> **SET EXERCISE**:
Retype the whole listing verbatim and keep the pictures out of it.

## BEGIN DATA ENTRIES

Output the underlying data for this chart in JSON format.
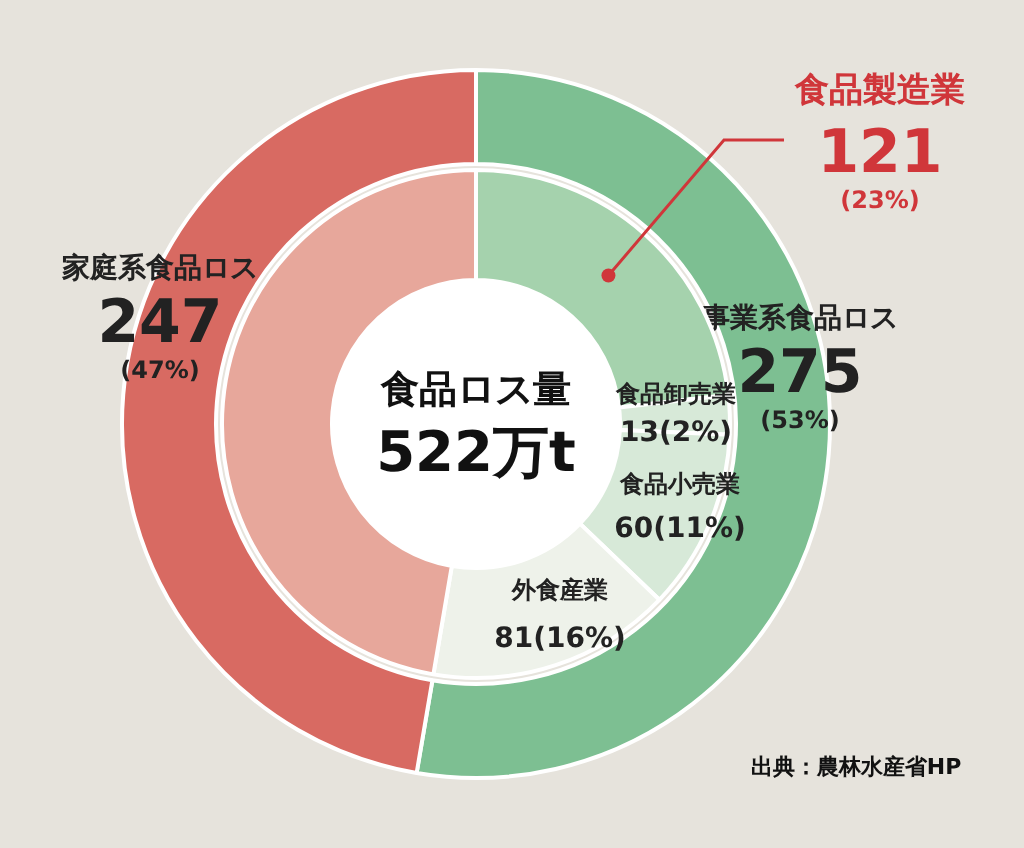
{
  "chart_data": [
    {
      "type": "donut",
      "categories": [
        "事業系食品ロス",
        "家庭系食品ロス"
      ],
      "values": [
        275,
        247
      ],
      "colors": [
        "#7dbf92",
        "#d86a62"
      ],
      "value_labels": [
        "275\n(53%)",
        "247\n(47%)"
      ],
      "annotations": [
        "出典：農林水産省HP"
      ],
      "legend": false
    },
    {
      "type": "donut",
      "categories": [
        "食品製造業",
        "食品卸売業",
        "食品小売業",
        "外食産業",
        null
      ],
      "values": [
        121,
        13,
        60,
        81,
        247
      ],
      "colors": [
        "#a5d2ad",
        "#d7e9d8",
        "#d7e9d8",
        "#eef2ea",
        "#e7a79b"
      ],
      "value_labels": [
        "121\n(23%)",
        "13(2%)",
        "60(11%)",
        "81(16%)",
        null
      ],
      "annotations": [
        "食品ロス量",
        "522万t"
      ],
      "legend": false
    }
  ]
}
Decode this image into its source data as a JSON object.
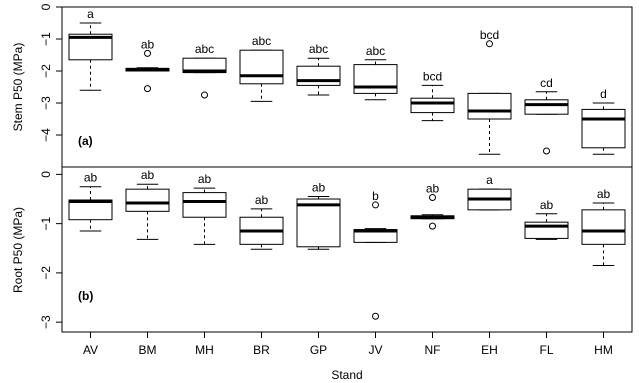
{
  "chart_data": {
    "type": "boxplot",
    "xlabel": "Stand",
    "categories": [
      "AV",
      "BM",
      "MH",
      "BR",
      "GP",
      "JV",
      "NF",
      "EH",
      "FL",
      "HM"
    ],
    "panels": [
      {
        "label": "(a)",
        "ylabel": "Stem P50 (MPa)",
        "ylim": [
          -5,
          0
        ],
        "yticks": [
          "0",
          "−1",
          "−2",
          "−3",
          "−4"
        ],
        "ytick_values": [
          0,
          -1,
          -2,
          -3,
          -4
        ],
        "boxes": [
          {
            "q1": -1.65,
            "median": -0.95,
            "q3": -0.85,
            "whisker_low": -2.6,
            "whisker_high": -0.5,
            "outliers": [],
            "letter": "a"
          },
          {
            "q1": -2.0,
            "median": -1.95,
            "q3": -1.92,
            "whisker_low": -2.0,
            "whisker_high": -1.9,
            "outliers": [
              -1.45,
              -2.55
            ],
            "letter": "ab"
          },
          {
            "q1": -2.05,
            "median": -2.0,
            "q3": -1.6,
            "whisker_low": -2.05,
            "whisker_high": -1.6,
            "outliers": [
              -2.75
            ],
            "letter": "abc"
          },
          {
            "q1": -2.4,
            "median": -2.15,
            "q3": -1.35,
            "whisker_low": -2.95,
            "whisker_high": -1.35,
            "outliers": [],
            "letter": "abc"
          },
          {
            "q1": -2.45,
            "median": -2.3,
            "q3": -1.85,
            "whisker_low": -2.75,
            "whisker_high": -1.6,
            "outliers": [],
            "letter": "abc"
          },
          {
            "q1": -2.7,
            "median": -2.5,
            "q3": -1.8,
            "whisker_low": -2.9,
            "whisker_high": -1.65,
            "outliers": [],
            "letter": "abc"
          },
          {
            "q1": -3.3,
            "median": -3.0,
            "q3": -2.85,
            "whisker_low": -3.55,
            "whisker_high": -2.45,
            "outliers": [],
            "letter": "bcd"
          },
          {
            "q1": -3.5,
            "median": -3.25,
            "q3": -2.7,
            "whisker_low": -4.6,
            "whisker_high": -2.7,
            "outliers": [
              -1.15
            ],
            "letter": "bcd"
          },
          {
            "q1": -3.35,
            "median": -3.05,
            "q3": -2.9,
            "whisker_low": -3.35,
            "whisker_high": -2.65,
            "outliers": [
              -4.5
            ],
            "letter": "cd"
          },
          {
            "q1": -4.4,
            "median": -3.5,
            "q3": -3.2,
            "whisker_low": -4.6,
            "whisker_high": -3.0,
            "outliers": [],
            "letter": "d"
          }
        ]
      },
      {
        "label": "(b)",
        "ylabel": "Root P50 (MPa)",
        "ylim": [
          -3.2,
          0.15
        ],
        "yticks": [
          "0",
          "−1",
          "−2",
          "−3"
        ],
        "ytick_values": [
          0,
          -1,
          -2,
          -3
        ],
        "boxes": [
          {
            "q1": -0.92,
            "median": -0.55,
            "q3": -0.52,
            "whisker_low": -1.15,
            "whisker_high": -0.25,
            "outliers": [],
            "letter": "ab"
          },
          {
            "q1": -0.75,
            "median": -0.58,
            "q3": -0.3,
            "whisker_low": -1.32,
            "whisker_high": -0.2,
            "outliers": [],
            "letter": "ab"
          },
          {
            "q1": -0.87,
            "median": -0.55,
            "q3": -0.37,
            "whisker_low": -1.42,
            "whisker_high": -0.28,
            "outliers": [],
            "letter": "ab"
          },
          {
            "q1": -1.42,
            "median": -1.15,
            "q3": -0.87,
            "whisker_low": -1.52,
            "whisker_high": -0.7,
            "outliers": [],
            "letter": "ab"
          },
          {
            "q1": -1.47,
            "median": -0.62,
            "q3": -0.5,
            "whisker_low": -1.52,
            "whisker_high": -0.45,
            "outliers": [],
            "letter": "ab"
          },
          {
            "q1": -1.38,
            "median": -1.15,
            "q3": -1.12,
            "whisker_low": -1.38,
            "whisker_high": -1.1,
            "outliers": [
              -0.62,
              -2.88
            ],
            "letter": "b"
          },
          {
            "q1": -0.9,
            "median": -0.87,
            "q3": -0.84,
            "whisker_low": -0.9,
            "whisker_high": -0.82,
            "outliers": [
              -0.47,
              -1.05
            ],
            "letter": "ab"
          },
          {
            "q1": -0.72,
            "median": -0.5,
            "q3": -0.3,
            "whisker_low": -0.72,
            "whisker_high": -0.3,
            "outliers": [],
            "letter": "a"
          },
          {
            "q1": -1.3,
            "median": -1.05,
            "q3": -0.97,
            "whisker_low": -1.32,
            "whisker_high": -0.8,
            "outliers": [],
            "letter": "ab"
          },
          {
            "q1": -1.42,
            "median": -1.15,
            "q3": -0.72,
            "whisker_low": -1.85,
            "whisker_high": -0.58,
            "outliers": [],
            "letter": "ab"
          }
        ]
      }
    ]
  }
}
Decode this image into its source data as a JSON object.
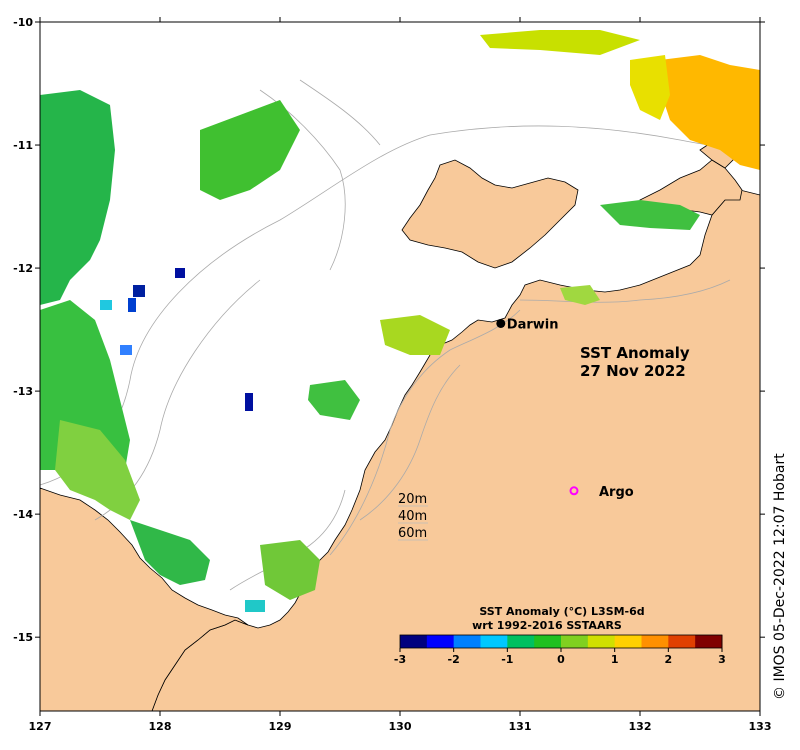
{
  "map": {
    "title_line1": "SST Anomaly",
    "title_line2": "27 Nov 2022",
    "x_ticks": [
      "127",
      "128",
      "129",
      "130",
      "131",
      "132",
      "133"
    ],
    "y_ticks": [
      "-10",
      "-11",
      "-12",
      "-13",
      "-14",
      "-15"
    ],
    "lon_range": [
      127,
      133
    ],
    "lat_range": [
      -15.6,
      -10
    ],
    "places": [
      {
        "name": "Darwin",
        "lon": 130.84,
        "lat": -12.45,
        "marker": "filled-dot"
      },
      {
        "name": "Argo",
        "lon": 131.45,
        "lat": -13.81,
        "marker": "open-circle-magenta"
      }
    ],
    "depth_legend": [
      "20m",
      "40m",
      "60m"
    ],
    "colorbar": {
      "title_line1": "SST Anomaly (°C) L3SM-6d",
      "title_line2": "wrt 1992-2016 SSTAARS",
      "ticks": [
        "-3",
        "-2",
        "-1",
        "0",
        "1",
        "2",
        "3"
      ],
      "range": [
        -3,
        3
      ],
      "colors": [
        "#00007f",
        "#0000ff",
        "#0080ff",
        "#00c8ff",
        "#00c060",
        "#20c020",
        "#80d020",
        "#d0e000",
        "#ffd000",
        "#ff9000",
        "#e04000",
        "#800000"
      ]
    },
    "land_color": "#f8c99a",
    "credit": "© IMOS 05-Dec-2022 12:07 Hobart"
  }
}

## END DATA ENTRIES

> **EXERCISE ANSWER**:
Output the underlying data for this chart in JSON format.
{
  "chart_data": [
    {
      "type": "donut",
      "categories": [
        "事業系食品ロス",
        "家庭系食品ロス"
      ],
      "values": [
        275,
        247
      ],
      "colors": [
        "#7dbf92",
        "#d86a62"
      ],
      "value_labels": [
        "275\n(53%)",
        "247\n(47%)"
      ],
      "annotations": [
        "出典：農林水産省HP"
      ],
      "legend": false
    },
    {
      "type": "donut",
      "categories": [
        "食品製造業",
        "食品卸売業",
        "食品小売業",
        "外食産業",
        null
      ],
      "values": [
        121,
        13,
        60,
        81,
        247
      ],
      "colors": [
        "#a5d2ad",
        "#d7e9d8",
        "#d7e9d8",
        "#eef2ea",
        "#e7a79b"
      ],
      "value_labels": [
        "121\n(23%)",
        "13(2%)",
        "60(11%)",
        "81(16%)",
        null
      ],
      "annotations": [
        "食品ロス量",
        "522万t"
      ],
      "legend": false
    }
  ]
}
Decode this image into its source data as a JSON object.
{
  "chart_data": {
    "type": "boxplot",
    "xlabel": "Stand",
    "categories": [
      "AV",
      "BM",
      "MH",
      "BR",
      "GP",
      "JV",
      "NF",
      "EH",
      "FL",
      "HM"
    ],
    "panels": [
      {
        "label": "(a)",
        "ylabel": "Stem P50 (MPa)",
        "ylim": [
          -5,
          0
        ],
        "yticks": [
          "0",
          "−1",
          "−2",
          "−3",
          "−4"
        ],
        "ytick_values": [
          0,
          -1,
          -2,
          -3,
          -4
        ],
        "boxes": [
          {
            "q1": -1.65,
            "median": -0.95,
            "q3": -0.85,
            "whisker_low": -2.6,
            "whisker_high": -0.5,
            "outliers": [],
            "letter": "a"
          },
          {
            "q1": -2.0,
            "median": -1.95,
            "q3": -1.92,
            "whisker_low": -2.0,
            "whisker_high": -1.9,
            "outliers": [
              -1.45,
              -2.55
            ],
            "letter": "ab"
          },
          {
            "q1": -2.05,
            "median": -2.0,
            "q3": -1.6,
            "whisker_low": -2.05,
            "whisker_high": -1.6,
            "outliers": [
              -2.75
            ],
            "letter": "abc"
          },
          {
            "q1": -2.4,
            "median": -2.15,
            "q3": -1.35,
            "whisker_low": -2.95,
            "whisker_high": -1.35,
            "outliers": [],
            "letter": "abc"
          },
          {
            "q1": -2.45,
            "median": -2.3,
            "q3": -1.85,
            "whisker_low": -2.75,
            "whisker_high": -1.6,
            "outliers": [],
            "letter": "abc"
          },
          {
            "q1": -2.7,
            "median": -2.5,
            "q3": -1.8,
            "whisker_low": -2.9,
            "whisker_high": -1.65,
            "outliers": [],
            "letter": "abc"
          },
          {
            "q1": -3.3,
            "median": -3.0,
            "q3": -2.85,
            "whisker_low": -3.55,
            "whisker_high": -2.45,
            "outliers": [],
            "letter": "bcd"
          },
          {
            "q1": -3.5,
            "median": -3.25,
            "q3": -2.7,
            "whisker_low": -4.6,
            "whisker_high": -2.7,
            "outliers": [
              -1.15
            ],
            "letter": "bcd"
          },
          {
            "q1": -3.35,
            "median": -3.05,
            "q3": -2.9,
            "whisker_low": -3.35,
            "whisker_high": -2.65,
            "outliers": [
              -4.5
            ],
            "letter": "cd"
          },
          {
            "q1": -4.4,
            "median": -3.5,
            "q3": -3.2,
            "whisker_low": -4.6,
            "whisker_high": -3.0,
            "outliers": [],
            "letter": "d"
          }
        ]
      },
      {
        "label": "(b)",
        "ylabel": "Root P50 (MPa)",
        "ylim": [
          -3.2,
          0.15
        ],
        "yticks": [
          "0",
          "−1",
          "−2",
          "−3"
        ],
        "ytick_values": [
          0,
          -1,
          -2,
          -3
        ],
        "boxes": [
          {
            "q1": -0.92,
            "median": -0.55,
            "q3": -0.52,
            "whisker_low": -1.15,
            "whisker_high": -0.25,
            "outliers": [],
            "letter": "ab"
          },
          {
            "q1": -0.75,
            "median": -0.58,
            "q3": -0.3,
            "whisker_low": -1.32,
            "whisker_high": -0.2,
            "outliers": [],
            "letter": "ab"
          },
          {
            "q1": -0.87,
            "median": -0.55,
            "q3": -0.37,
            "whisker_low": -1.42,
            "whisker_high": -0.28,
            "outliers": [],
            "letter": "ab"
          },
          {
            "q1": -1.42,
            "median": -1.15,
            "q3": -0.87,
            "whisker_low": -1.52,
            "whisker_high": -0.7,
            "outliers": [],
            "letter": "ab"
          },
          {
            "q1": -1.47,
            "median": -0.62,
            "q3": -0.5,
            "whisker_low": -1.52,
            "whisker_high": -0.45,
            "outliers": [],
            "letter": "ab"
          },
          {
            "q1": -1.38,
            "median": -1.15,
            "q3": -1.12,
            "whisker_low": -1.38,
            "whisker_high": -1.1,
            "outliers": [
              -0.62,
              -2.88
            ],
            "letter": "b"
          },
          {
            "q1": -0.9,
            "median": -0.87,
            "q3": -0.84,
            "whisker_low": -0.9,
            "whisker_high": -0.82,
            "outliers": [
              -0.47,
              -1.05
            ],
            "letter": "ab"
          },
          {
            "q1": -0.72,
            "median": -0.5,
            "q3": -0.3,
            "whisker_low": -0.72,
            "whisker_high": -0.3,
            "outliers": [],
            "letter": "a"
          },
          {
            "q1": -1.3,
            "median": -1.05,
            "q3": -0.97,
            "whisker_low": -1.32,
            "whisker_high": -0.8,
            "outliers": [],
            "letter": "ab"
          },
          {
            "q1": -1.42,
            "median": -1.15,
            "q3": -0.72,
            "whisker_low": -1.85,
            "whisker_high": -0.58,
            "outliers": [],
            "letter": "ab"
          }
        ]
      }
    ]
  }
}
Decode this image into its source data as a JSON object.
{
  "map": {
    "title_line1": "SST Anomaly",
    "title_line2": "27 Nov 2022",
    "x_ticks": [
      "127",
      "128",
      "129",
      "130",
      "131",
      "132",
      "133"
    ],
    "y_ticks": [
      "-10",
      "-11",
      "-12",
      "-13",
      "-14",
      "-15"
    ],
    "lon_range": [
      127,
      133
    ],
    "lat_range": [
      -15.6,
      -10
    ],
    "places": [
      {
        "name": "Darwin",
        "lon": 130.84,
        "lat": -12.45,
        "marker": "filled-dot"
      },
      {
        "name": "Argo",
        "lon": 131.45,
        "lat": -13.81,
        "marker": "open-circle-magenta"
      }
    ],
    "depth_legend": [
      "20m",
      "40m",
      "60m"
    ],
    "colorbar": {
      "title_line1": "SST Anomaly (°C) L3SM-6d",
      "title_line2": "wrt 1992-2016 SSTAARS",
      "ticks": [
        "-3",
        "-2",
        "-1",
        "0",
        "1",
        "2",
        "3"
      ],
      "range": [
        -3,
        3
      ],
      "colors": [
        "#00007f",
        "#0000ff",
        "#0080ff",
        "#00c8ff",
        "#00c060",
        "#20c020",
        "#80d020",
        "#d0e000",
        "#ffd000",
        "#ff9000",
        "#e04000",
        "#800000"
      ]
    },
    "land_color": "#f8c99a",
    "credit": "© IMOS 05-Dec-2022 12:07 Hobart"
  }
}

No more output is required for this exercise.